<<<<
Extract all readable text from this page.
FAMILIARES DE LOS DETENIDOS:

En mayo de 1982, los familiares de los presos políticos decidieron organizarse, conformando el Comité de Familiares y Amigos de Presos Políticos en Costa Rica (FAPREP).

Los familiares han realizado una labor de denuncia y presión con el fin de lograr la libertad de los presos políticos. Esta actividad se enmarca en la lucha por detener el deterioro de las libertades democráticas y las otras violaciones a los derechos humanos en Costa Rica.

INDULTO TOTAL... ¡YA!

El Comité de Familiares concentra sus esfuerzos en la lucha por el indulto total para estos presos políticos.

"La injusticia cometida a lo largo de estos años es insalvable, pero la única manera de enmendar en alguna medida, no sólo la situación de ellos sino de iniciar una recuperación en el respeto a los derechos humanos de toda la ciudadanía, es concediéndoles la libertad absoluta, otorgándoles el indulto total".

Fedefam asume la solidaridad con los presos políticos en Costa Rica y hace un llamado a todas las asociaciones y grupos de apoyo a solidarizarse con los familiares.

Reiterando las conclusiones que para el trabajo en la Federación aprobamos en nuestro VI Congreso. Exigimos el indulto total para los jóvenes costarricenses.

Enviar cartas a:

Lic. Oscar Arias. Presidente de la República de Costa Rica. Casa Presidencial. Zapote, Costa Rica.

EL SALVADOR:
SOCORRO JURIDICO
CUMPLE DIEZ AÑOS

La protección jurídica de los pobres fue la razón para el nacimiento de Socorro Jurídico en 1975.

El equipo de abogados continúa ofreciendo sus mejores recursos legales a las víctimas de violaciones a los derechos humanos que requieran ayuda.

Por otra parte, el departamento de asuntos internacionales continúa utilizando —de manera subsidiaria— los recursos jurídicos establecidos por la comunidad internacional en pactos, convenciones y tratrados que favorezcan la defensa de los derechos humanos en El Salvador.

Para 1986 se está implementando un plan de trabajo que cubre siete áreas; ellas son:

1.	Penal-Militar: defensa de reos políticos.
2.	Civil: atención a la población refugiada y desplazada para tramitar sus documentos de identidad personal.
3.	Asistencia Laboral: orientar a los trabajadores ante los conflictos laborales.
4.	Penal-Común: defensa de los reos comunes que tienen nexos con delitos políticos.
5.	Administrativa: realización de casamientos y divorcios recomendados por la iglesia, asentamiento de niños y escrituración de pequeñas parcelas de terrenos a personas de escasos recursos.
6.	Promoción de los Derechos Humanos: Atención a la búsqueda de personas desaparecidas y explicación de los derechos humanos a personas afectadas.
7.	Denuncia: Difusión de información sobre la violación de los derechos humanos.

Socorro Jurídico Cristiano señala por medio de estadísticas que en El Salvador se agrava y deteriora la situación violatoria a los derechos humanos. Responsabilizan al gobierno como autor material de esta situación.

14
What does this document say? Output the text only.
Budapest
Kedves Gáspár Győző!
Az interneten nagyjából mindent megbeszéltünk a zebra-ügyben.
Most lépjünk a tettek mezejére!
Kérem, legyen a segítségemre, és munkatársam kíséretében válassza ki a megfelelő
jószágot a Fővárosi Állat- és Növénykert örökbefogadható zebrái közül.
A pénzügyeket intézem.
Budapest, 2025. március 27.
>>>>
Stated problem: Set down only these lines, exactly: the line containing "What does this" and each line after it, through the end of the listing.

Written solution:
What does this document say? Output the text only.
Budapest
Kedves Gáspár Győző!
Az interneten nagyjából mindent megbeszéltünk a zebra-ügyben.
Most lépjünk a tettek mezejére!
Kérem, legyen a segítségemre, és munkatársam kíséretében válassza ki a megfelelő
jószágot a Fővárosi Állat- és Növénykert örökbefogadható zebrái közül.
A pénzügyeket intézem.
Budapest, 2025. március 27.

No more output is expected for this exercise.